Page content records

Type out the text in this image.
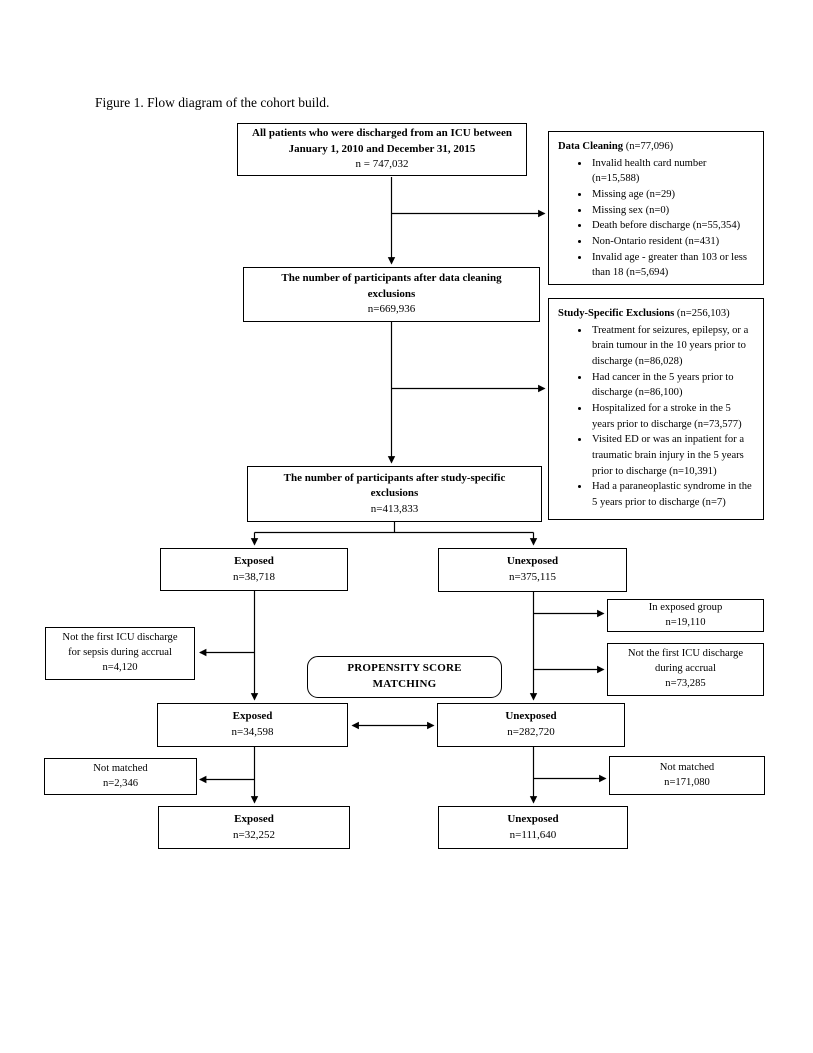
Figure 1. Flow diagram of the cohort build.
All patients who were discharged from an ICU between
January 1, 2010 and December 31, 2015
n = 747,032
The number of participants after data cleaning
exclusions
n=669,936
The number of participants after study-specific
exclusions
n=413,833
Exposed
n=38,718
Unexposed
n=375,115
PROPENSITY SCORE MATCHING
Exposed
n=34,598
Unexposed
n=282,720
Exposed
n=32,252
Unexposed
n=111,640
Data Cleaning (n=77,096)
• Invalid health card number (n=15,588)
• Missing age (n=29)
• Missing sex (n=0)
• Death before discharge (n=55,354)
• Non-Ontario resident (n=431)
• Invalid age - greater than 103 or less than 18 (n=5,694)
Study-Specific Exclusions (n=256,103)
• Treatment for seizures, epilepsy, or a brain tumour in the 10 years prior to discharge (n=86,028)
• Had cancer in the 5 years prior to discharge (n=86,100)
• Hospitalized for a stroke in the 5 years prior to discharge (n=73,577)
• Visited ED or was an inpatient for a traumatic brain injury in the 5 years prior to discharge (n=10,391)
• Had a paraneoplastic syndrome in the 5 years prior to discharge (n=7)
Not the first ICU discharge
for sepsis during accrual
n=4,120
In exposed group
n=19,110
Not the first ICU discharge
during accrual
n=73,285
Not matched
n=2,346
Not matched
n=171,080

** Work required **
Output every record verbatim, excluding any picture it contains.

** Solution below **
Type out the text in this image.
Figure 1. Flow diagram of the cohort build.
All patients who were discharged from an ICU between
January 1, 2010 and December 31, 2015
n = 747,032
The number of participants after data cleaning
exclusions
n=669,936
The number of participants after study-specific
exclusions
n=413,833
Exposed
n=38,718
Unexposed
n=375,115
PROPENSITY SCORE MATCHING
Exposed
n=34,598
Unexposed
n=282,720
Exposed
n=32,252
Unexposed
n=111,640
Data Cleaning (n=77,096)
• Invalid health card number (n=15,588)
• Missing age (n=29)
• Missing sex (n=0)
• Death before discharge (n=55,354)
• Non-Ontario resident (n=431)
• Invalid age - greater than 103 or less than 18 (n=5,694)
Study-Specific Exclusions (n=256,103)
• Treatment for seizures, epilepsy, or a brain tumour in the 10 years prior to discharge (n=86,028)
• Had cancer in the 5 years prior to discharge (n=86,100)
• Hospitalized for a stroke in the 5 years prior to discharge (n=73,577)
• Visited ED or was an inpatient for a traumatic brain injury in the 5 years prior to discharge (n=10,391)
• Had a paraneoplastic syndrome in the 5 years prior to discharge (n=7)
Not the first ICU discharge
for sepsis during accrual
n=4,120
In exposed group
n=19,110
Not the first ICU discharge
during accrual
n=73,285
Not matched
n=2,346
Not matched
n=171,080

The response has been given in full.